── Entries provided
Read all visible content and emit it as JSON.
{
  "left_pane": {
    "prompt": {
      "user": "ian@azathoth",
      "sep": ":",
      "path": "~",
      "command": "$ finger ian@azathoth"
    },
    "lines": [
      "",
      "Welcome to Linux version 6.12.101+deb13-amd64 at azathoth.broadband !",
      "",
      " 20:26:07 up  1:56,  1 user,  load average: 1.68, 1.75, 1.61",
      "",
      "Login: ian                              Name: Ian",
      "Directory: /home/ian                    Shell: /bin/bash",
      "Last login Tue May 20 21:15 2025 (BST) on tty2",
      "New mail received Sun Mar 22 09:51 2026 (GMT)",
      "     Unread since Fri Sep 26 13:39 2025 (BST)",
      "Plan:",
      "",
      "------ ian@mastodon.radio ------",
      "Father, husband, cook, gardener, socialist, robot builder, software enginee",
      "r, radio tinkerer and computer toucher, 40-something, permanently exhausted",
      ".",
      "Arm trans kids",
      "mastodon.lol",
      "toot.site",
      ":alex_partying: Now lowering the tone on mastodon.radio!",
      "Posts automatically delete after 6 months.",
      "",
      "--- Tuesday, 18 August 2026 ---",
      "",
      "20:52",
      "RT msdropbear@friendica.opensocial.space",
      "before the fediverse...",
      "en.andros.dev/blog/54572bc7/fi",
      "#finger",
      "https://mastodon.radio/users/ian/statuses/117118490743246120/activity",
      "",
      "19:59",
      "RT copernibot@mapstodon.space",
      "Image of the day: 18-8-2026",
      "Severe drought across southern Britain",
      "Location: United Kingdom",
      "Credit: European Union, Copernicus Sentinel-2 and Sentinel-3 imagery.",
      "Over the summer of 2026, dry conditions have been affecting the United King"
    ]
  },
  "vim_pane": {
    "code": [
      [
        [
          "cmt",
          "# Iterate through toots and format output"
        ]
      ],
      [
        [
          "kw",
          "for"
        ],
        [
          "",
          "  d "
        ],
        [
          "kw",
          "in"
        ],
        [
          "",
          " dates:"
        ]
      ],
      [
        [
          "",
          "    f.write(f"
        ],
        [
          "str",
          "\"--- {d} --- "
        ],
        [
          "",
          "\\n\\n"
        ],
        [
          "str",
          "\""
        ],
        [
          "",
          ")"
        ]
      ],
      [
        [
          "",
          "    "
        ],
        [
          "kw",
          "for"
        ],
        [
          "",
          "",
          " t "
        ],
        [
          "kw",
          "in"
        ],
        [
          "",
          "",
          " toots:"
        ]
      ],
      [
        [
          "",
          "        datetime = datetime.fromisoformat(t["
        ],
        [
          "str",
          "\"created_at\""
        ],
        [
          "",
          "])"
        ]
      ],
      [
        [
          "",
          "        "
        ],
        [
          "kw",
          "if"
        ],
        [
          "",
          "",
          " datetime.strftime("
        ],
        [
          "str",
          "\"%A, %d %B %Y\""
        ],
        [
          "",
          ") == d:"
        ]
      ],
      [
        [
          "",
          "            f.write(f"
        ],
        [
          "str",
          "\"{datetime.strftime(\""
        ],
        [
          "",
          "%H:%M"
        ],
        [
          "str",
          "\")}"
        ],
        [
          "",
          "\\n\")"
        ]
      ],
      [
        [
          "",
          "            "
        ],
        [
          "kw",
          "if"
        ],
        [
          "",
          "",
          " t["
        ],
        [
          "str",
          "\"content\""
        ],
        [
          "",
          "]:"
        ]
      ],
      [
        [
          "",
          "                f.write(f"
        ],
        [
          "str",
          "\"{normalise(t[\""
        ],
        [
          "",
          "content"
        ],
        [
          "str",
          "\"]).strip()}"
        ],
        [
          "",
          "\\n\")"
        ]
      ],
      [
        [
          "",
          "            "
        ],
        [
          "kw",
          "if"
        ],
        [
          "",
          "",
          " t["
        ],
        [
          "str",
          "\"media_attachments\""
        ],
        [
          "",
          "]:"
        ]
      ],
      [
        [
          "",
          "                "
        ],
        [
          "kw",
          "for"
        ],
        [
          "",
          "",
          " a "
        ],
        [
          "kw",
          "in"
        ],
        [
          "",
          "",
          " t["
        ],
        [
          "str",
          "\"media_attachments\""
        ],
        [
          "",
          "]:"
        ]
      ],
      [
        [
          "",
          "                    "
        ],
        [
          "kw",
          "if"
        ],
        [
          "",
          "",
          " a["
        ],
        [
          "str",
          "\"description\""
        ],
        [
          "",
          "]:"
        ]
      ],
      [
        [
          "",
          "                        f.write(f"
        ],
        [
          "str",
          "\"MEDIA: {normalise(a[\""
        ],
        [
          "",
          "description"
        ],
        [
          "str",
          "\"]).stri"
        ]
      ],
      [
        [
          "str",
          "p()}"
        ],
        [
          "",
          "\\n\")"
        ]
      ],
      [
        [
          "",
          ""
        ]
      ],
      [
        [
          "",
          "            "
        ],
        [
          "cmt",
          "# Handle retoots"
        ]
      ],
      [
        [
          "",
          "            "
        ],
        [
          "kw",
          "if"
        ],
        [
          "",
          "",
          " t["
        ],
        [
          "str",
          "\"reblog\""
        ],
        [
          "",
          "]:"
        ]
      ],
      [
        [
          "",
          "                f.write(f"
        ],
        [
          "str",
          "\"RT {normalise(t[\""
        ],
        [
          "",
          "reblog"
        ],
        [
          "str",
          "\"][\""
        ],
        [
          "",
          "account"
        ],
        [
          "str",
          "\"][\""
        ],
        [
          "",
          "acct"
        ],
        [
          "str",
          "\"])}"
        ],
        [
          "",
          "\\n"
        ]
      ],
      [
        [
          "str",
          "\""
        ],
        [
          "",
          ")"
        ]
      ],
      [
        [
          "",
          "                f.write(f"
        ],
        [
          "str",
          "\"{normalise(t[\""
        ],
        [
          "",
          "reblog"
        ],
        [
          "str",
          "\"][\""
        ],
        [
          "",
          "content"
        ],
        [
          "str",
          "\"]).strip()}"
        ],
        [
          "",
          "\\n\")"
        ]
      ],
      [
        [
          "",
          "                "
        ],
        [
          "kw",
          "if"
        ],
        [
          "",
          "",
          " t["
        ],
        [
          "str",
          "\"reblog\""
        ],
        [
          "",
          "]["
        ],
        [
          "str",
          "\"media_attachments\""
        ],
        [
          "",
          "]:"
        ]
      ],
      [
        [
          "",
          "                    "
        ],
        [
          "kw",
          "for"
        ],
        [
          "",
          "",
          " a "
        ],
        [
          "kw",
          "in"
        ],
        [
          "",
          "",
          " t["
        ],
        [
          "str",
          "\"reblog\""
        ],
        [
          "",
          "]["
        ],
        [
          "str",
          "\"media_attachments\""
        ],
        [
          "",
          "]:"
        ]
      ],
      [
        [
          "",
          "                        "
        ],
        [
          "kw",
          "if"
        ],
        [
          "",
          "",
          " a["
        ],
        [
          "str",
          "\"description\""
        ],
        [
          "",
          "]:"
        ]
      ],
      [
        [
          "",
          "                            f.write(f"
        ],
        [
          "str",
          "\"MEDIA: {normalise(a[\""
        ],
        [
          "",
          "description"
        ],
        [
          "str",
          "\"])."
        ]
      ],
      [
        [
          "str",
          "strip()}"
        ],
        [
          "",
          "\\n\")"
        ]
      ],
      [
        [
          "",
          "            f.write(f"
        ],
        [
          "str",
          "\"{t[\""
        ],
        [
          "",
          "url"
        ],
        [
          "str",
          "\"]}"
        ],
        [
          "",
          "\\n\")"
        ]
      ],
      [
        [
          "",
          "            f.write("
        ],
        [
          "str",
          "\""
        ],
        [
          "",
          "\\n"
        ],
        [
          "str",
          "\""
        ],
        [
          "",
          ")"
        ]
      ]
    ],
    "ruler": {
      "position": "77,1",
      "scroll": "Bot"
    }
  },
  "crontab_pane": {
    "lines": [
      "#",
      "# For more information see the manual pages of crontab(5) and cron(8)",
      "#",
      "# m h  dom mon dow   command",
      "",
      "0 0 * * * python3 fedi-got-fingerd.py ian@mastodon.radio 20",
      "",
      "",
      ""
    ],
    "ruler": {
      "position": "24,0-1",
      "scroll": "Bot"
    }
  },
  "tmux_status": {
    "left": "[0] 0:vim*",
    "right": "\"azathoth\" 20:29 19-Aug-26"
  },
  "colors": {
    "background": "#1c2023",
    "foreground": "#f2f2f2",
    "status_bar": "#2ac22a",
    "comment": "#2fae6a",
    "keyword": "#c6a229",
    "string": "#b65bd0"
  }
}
────
Problem statement =
Give only the number of lines above that hold the string "content".

Correct response =
4